# [Written problem]
In the records below, pick out all lines containing the word "Центральный".

# [Material supplied]
○ ○ ○ ○ ○ ○ ○

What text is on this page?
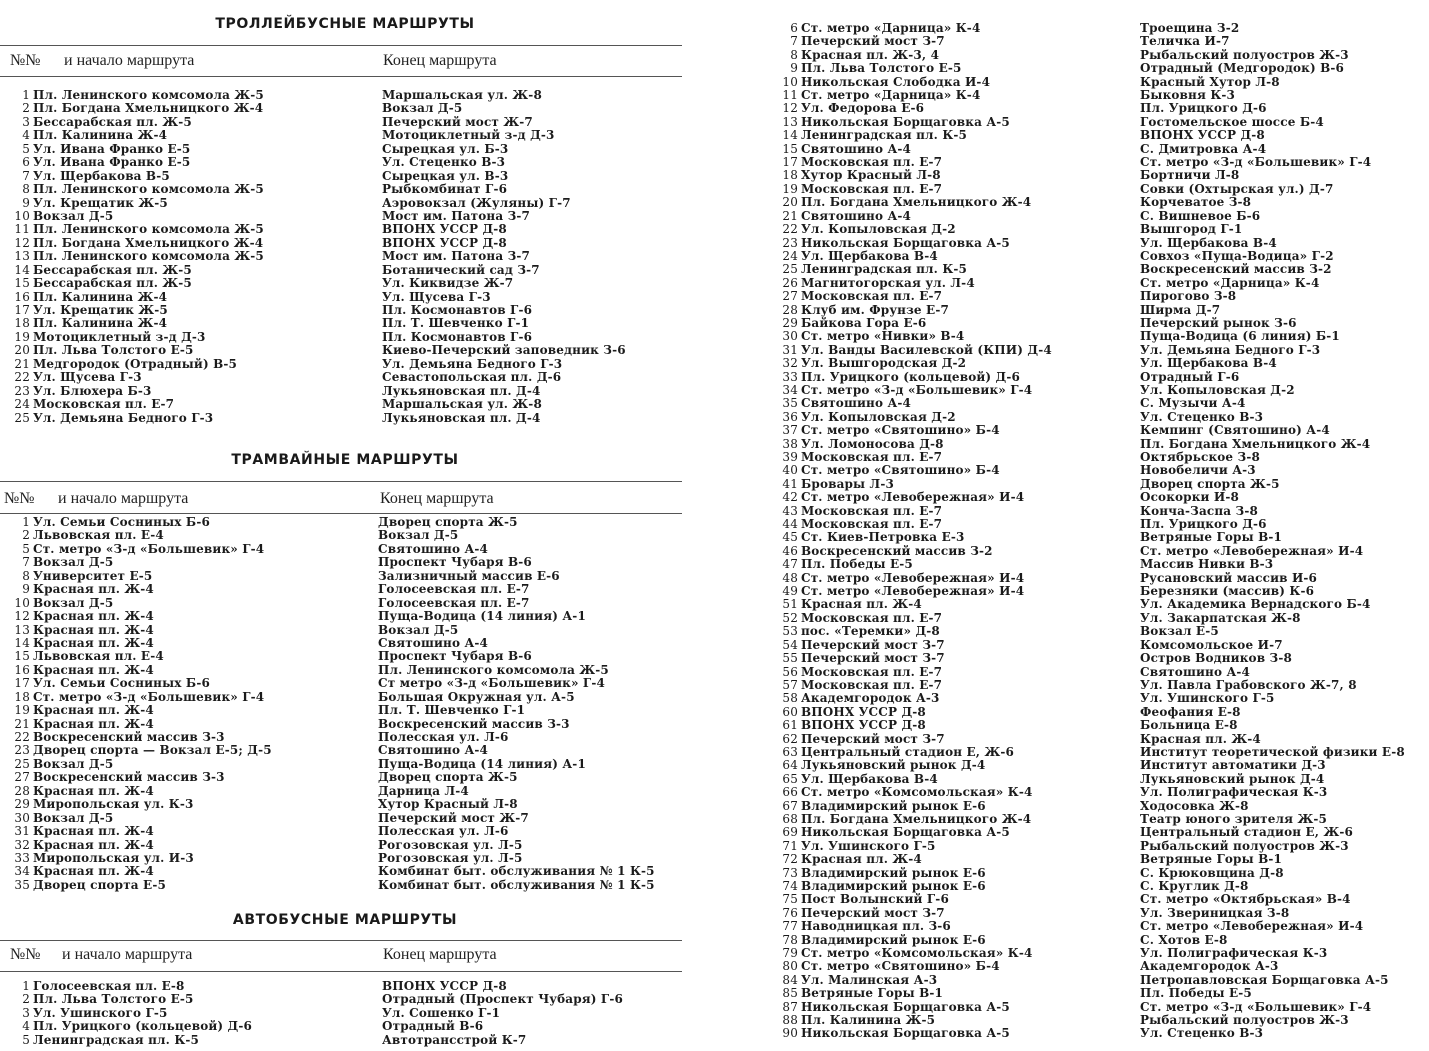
ТРОЛЛЕЙБУСНЫЕ МАРШРУТЫ
№№ и начало маршрута	Конец маршрута
1 Пл. Ленинского комсомола Ж-5	Маршальская ул. Ж-8
2 Пл. Богдана Хмельницкого Ж-4	Вокзал Д-5
3 Бессарабская пл. Ж-5	Печерский мост Ж-7
4 Пл. Калинина Ж-4	Мотоциклетный з-д Д-3
5 Ул. Ивана Франко Е-5	Сырецкая ул. Б-3
6 Ул. Ивана Франко Е-5	Ул. Стеценко В-3
7 Ул. Щербакова В-5	Сырецкая ул. В-3
8 Пл. Ленинского комсомола Ж-5	Рыбкомбинат Г-6
9 Ул. Крещатик Ж-5	Аэровокзал (Жуляны) Г-7
10 Вокзал Д-5	Мост им. Патона З-7
11 Пл. Ленинского комсомола Ж-5	ВПОНХ УССР Д-8
12 Пл. Богдана Хмельницкого Ж-4	ВПОНХ УССР Д-8
13 Пл. Ленинского комсомола Ж-5	Мост им. Патона З-7
14 Бессарабская пл. Ж-5	Ботанический сад З-7
15 Бессарабская пл. Ж-5	Ул. Киквидзе Ж-7
16 Пл. Калинина Ж-4	Ул. Щусева Г-3
17 Ул. Крещатик Ж-5	Пл. Космонавтов Г-6
18 Пл. Калинина Ж-4	Пл. Т. Шевченко Г-1
19 Мотоциклетный з-д Д-3	Пл. Космонавтов Г-6
20 Пл. Льва Толстого Е-5	Киево-Печерский заповедник З-6
21 Медгородок (Отрадный) В-5	Ул. Демьяна Бедного Г-3
22 Ул. Щусева Г-3	Севастопольская пл. Д-6
23 Ул. Блюхера Б-3	Лукьяновская пл. Д-4
24 Московская пл. Е-7	Маршальская ул. Ж-8
25 Ул. Демьяна Бедного Г-3	Лукьяновская пл. Д-4
ТРАМВАЙНЫЕ МАРШРУТЫ
№№ и начало маршрута	Конец маршрута
1 Ул. Семьи Сосниных Б-6	Дворец спорта Ж-5
2 Львовская пл. Е-4	Вокзал Д-5
5 Ст. метро «З-д «Большевик» Г-4	Святошино А-4
7 Вокзал Д-5	Проспект Чубаря В-6
8 Университет Е-5	Зализничный массив Е-6
9 Красная пл. Ж-4	Голосеевская пл. Е-7
10 Вокзал Д-5	Голосеевская пл. Е-7
12 Красная пл. Ж-4	Пуща-Водица (14 линия) А-1
13 Красная пл. Ж-4	Вокзал Д-5
14 Красная пл. Ж-4	Святошино А-4
15 Львовская пл. Е-4	Проспект Чубаря В-6
16 Красная пл. Ж-4	Пл. Ленинского комсомола Ж-5
17 Ул. Семьи Сосниных Б-6	Ст метро «З-д «Большевик» Г-4
18 Ст. метро «З-д «Большевик» Г-4	Большая Окружная ул. А-5
19 Красная пл. Ж-4	Пл. Т. Шевченко Г-1
21 Красная пл. Ж-4	Воскресенский массив З-3
22 Воскресенский массив З-3	Полесская ул. Л-6
23 Дворец спорта — Вокзал Е-5; Д-5	Святошино А-4
25 Вокзал Д-5	Пуща-Водица (14 линия) А-1
27 Воскресенский массив З-3	Дворец спорта Ж-5
28 Красная пл. Ж-4	Дарница Л-4
29 Миропольская ул. К-3	Хутор Красный Л-8
30 Вокзал Д-5	Печерский мост Ж-7
31 Красная пл. Ж-4	Полесская ул. Л-6
32 Красная пл. Ж-4	Рогозовская ул. Л-5
33 Миропольская ул. И-3	Рогозовская ул. Л-5
34 Красная пл. Ж-4	Комбинат быт. обслуживания № 1 К-5
35 Дворец спорта Е-5	Комбинат быт. обслуживания № 1 К-5
АВТОБУСНЫЕ МАРШРУТЫ
№№ и начало маршрута	Конец маршрута
1 Голосеевская пл. Е-8	ВПОНХ УССР Д-8
2 Пл. Льва Толстого Е-5	Отрадный (Проспект Чубаря) Г-6
3 Ул. Ушинского Г-5	Ул. Сошенко Г-1
4 Пл. Урицкого (кольцевой) Д-6	Отрадный В-6
5 Ленинградская пл. К-5	Автотрансстрой К-7
6 Ст. метро «Дарница» К-4	Троещина З-2
7 Печерский мост З-7	Теличка И-7
8 Красная пл. Ж-3, 4	Рыбальский полуостров Ж-3
9 Пл. Льва Толстого Е-5	Отрадный (Медгородок) В-6
10 Никольская Слободка И-4	Красный Хутор Л-8
11 Ст. метро «Дарница» К-4	Быковня К-3
12 Ул. Федорова Е-6	Пл. Урицкого Д-6
13 Никольская Борщаговка А-5	Гостомельское шоссе Б-4
14 Ленинградская пл. К-5	ВПОНХ УССР Д-8
15 Святошино А-4	С. Дмитровка А-4
17 Московская пл. Е-7	Ст. метро «З-д «Большевик» Г-4
18 Хутор Красный Л-8	Бортничи Л-8
19 Московская пл. Е-7	Совки (Охтырская ул.) Д-7
20 Пл. Богдана Хмельницкого Ж-4	Корчеватое З-8
21 Святошино А-4	С. Вишневое Б-6
22 Ул. Копыловская Д-2	Вышгород Г-1
23 Никольская Борщаговка А-5	Ул. Щербакова В-4
24 Ул. Щербакова В-4	Совхоз «Пуща-Водица» Г-2
25 Ленинградская пл. К-5	Воскресенский массив З-2
26 Магнитогорская ул. Л-4	Ст. метро «Дарница» К-4
27 Московская пл. Е-7	Пирогово З-8
28 Клуб им. Фрунзе Е-7	Ширма Д-7
29 Байкова Гора Е-6	Печерский рынок З-6
30 Ст. метро «Нивки» В-4	Пуща-Водица (6 линия) Б-1
31 Ул. Ванды Василевской (КПИ) Д-4	Ул. Демьяна Бедного Г-3
32 Ул. Вышгородская Д-2	Ул. Щербакова В-4
33 Пл. Урицкого (кольцевой) Д-6	Отрадный Г-6
34 Ст. метро «З-д «Большевик» Г-4	Ул. Копыловская Д-2
35 Святошино А-4	С. Музычи А-4
36 Ул. Копыловская Д-2	Ул. Стеценко В-3
37 Ст. метро «Святошино» Б-4	Кемпинг (Святошино) А-4
38 Ул. Ломоносова Д-8	Пл. Богдана Хмельницкого Ж-4
39 Московская пл. Е-7	Октябрьское З-8
40 Ст. метро «Святошино» Б-4	Новобеличи А-3
41 Бровары Л-3	Дворец спорта Ж-5
42 Ст. метро «Левобережная» И-4	Осокорки И-8
43 Московская пл. Е-7	Конча-Заспа З-8
44 Московская пл. Е-7	Пл. Урицкого Д-6
45 Ст. Киев-Петровка Е-3	Ветряные Горы В-1
46 Воскресенский массив З-2	Ст. метро «Левобережная» И-4
47 Пл. Победы Е-5	Массив Нивки В-3
48 Ст. метро «Левобережная» И-4	Русановский массив И-6
49 Ст. метро «Левобережная» И-4	Березняки (массив) К-6
51 Красная пл. Ж-4	Ул. Академика Вернадского Б-4
52 Московская пл. Е-7	Ул. Закарпатская Ж-8
53 пос. «Теремки» Д-8	Вокзал Е-5
54 Печерский мост З-7	Комсомольское И-7
55 Печерский мост З-7	Остров Водников З-8
56 Московская пл. Е-7	Святошино А-4
57 Московская пл. Е-7	Ул. Павла Грабовского Ж-7, 8
58 Академгородок А-3	Ул. Ушинского Г-5
60 ВПОНХ УССР Д-8	Феофания Е-8
61 ВПОНХ УССР Д-8	Больница Е-8
62 Печерский мост З-7	Красная пл. Ж-4
63 Центральный стадион Е, Ж-6	Институт теоретической физики Е-8
64 Лукьяновский рынок Д-4	Институт автоматики Д-3
65 Ул. Щербакова В-4	Лукьяновский рынок Д-4
66 Ст. метро «Комсомольская» К-4	Ул. Полиграфическая К-3
67 Владимирский рынок Е-6	Ходосовка Ж-8
68 Пл. Богдана Хмельницкого Ж-4	Театр юного зрителя Ж-5
69 Никольская Борщаговка А-5	Центральный стадион Е, Ж-6
71 Ул. Ушинского Г-5	Рыбальский полуостров Ж-3
72 Красная пл. Ж-4	Ветряные Горы В-1
73 Владимирский рынок Е-6	С. Крюковщина Д-8
74 Владимирский рынок Е-6	С. Круглик Д-8
75 Пост Волынский Г-6	Ст. метро «Октябрьская» В-4
76 Печерский мост З-7	Ул. Звериницкая З-8
77 Наводницкая пл. З-6	Ст. метро «Левобережная» И-4
78 Владимирский рынок Е-6	С. Хотов Е-8
79 Ст. метро «Комсомольская» К-4	Ул. Полиграфическая К-3
80 Ст. метро «Святошино» Б-4	Академгородок А-3
84 Ул. Малинская А-3	Петропавловская Борщаговка А-5
85 Ветряные Горы В-1	Пл. Победы Е-5
87 Никольская Борщаговка А-5	Ст. метро «З-д «Большевик» Г-4
88 Пл. Калинина Ж-5	Рыбальский полуостров Ж-3
90 Никольская Борщаговка А-5	Ул. Стеценко В-3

○ ○ ○ ○ ○ ○ ○

# [Correct result]
63 Центральный стадион Е, Ж-6	Институт теоретической физики Е-8
69 Никольская Борщаговка А-5	Центральный стадион Е, Ж-6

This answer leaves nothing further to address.